Aim of the task: Using the entries that follow, state how many lines contain the word "Πειραιᾶς". The response is that number and nothing more.

┄┄┄┄┄┄┄┄┄┄

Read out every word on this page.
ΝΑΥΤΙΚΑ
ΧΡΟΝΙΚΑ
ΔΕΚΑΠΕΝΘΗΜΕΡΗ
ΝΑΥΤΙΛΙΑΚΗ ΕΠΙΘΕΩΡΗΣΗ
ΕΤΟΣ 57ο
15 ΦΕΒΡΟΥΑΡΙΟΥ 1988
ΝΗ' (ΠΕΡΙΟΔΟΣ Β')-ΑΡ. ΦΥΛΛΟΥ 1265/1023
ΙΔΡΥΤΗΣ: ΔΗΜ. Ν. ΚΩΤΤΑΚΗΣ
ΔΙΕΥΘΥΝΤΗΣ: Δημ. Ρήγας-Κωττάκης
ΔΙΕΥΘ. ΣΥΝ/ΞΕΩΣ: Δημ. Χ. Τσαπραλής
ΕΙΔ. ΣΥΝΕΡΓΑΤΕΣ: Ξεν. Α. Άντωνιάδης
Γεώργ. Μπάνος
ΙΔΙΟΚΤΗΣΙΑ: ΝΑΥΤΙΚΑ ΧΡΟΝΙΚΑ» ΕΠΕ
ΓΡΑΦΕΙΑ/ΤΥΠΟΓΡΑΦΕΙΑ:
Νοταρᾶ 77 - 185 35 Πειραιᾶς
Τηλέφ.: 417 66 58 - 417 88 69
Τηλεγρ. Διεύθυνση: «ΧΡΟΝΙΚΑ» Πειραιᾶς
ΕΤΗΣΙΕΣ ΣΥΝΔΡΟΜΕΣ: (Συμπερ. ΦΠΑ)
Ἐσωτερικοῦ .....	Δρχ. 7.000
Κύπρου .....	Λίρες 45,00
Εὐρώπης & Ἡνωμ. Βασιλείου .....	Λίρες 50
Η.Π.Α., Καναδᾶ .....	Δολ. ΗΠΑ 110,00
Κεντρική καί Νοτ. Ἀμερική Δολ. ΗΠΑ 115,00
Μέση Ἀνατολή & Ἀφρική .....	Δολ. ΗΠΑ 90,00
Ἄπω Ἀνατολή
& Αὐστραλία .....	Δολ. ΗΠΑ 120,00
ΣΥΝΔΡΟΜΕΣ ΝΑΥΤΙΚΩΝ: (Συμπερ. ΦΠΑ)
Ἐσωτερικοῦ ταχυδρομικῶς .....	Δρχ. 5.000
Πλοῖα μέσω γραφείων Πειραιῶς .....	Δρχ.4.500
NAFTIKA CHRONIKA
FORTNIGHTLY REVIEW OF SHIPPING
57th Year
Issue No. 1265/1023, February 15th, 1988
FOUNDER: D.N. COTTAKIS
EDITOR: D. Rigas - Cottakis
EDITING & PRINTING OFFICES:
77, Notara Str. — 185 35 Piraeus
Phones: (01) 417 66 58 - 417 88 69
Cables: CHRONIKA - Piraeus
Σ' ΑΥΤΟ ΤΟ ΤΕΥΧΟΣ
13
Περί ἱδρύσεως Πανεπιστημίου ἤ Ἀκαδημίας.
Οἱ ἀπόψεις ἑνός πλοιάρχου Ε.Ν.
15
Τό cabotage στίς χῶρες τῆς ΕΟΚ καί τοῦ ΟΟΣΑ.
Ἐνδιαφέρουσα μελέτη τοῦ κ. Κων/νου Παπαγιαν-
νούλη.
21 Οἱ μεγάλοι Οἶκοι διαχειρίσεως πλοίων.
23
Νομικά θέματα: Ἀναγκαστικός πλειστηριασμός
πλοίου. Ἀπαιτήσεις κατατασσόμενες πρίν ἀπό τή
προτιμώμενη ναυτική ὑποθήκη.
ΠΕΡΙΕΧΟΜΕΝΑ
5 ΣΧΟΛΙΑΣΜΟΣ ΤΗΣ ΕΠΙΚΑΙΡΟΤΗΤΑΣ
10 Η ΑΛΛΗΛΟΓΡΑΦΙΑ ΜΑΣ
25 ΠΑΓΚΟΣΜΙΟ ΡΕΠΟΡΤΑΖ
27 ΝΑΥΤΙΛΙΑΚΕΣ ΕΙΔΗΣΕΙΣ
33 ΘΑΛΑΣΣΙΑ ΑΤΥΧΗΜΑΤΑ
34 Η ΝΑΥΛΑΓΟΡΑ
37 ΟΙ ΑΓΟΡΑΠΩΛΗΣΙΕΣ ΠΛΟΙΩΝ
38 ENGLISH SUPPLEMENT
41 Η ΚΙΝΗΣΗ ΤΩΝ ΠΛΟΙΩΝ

┄┄┄┄┄┄┄┄┄┄

Full output: 2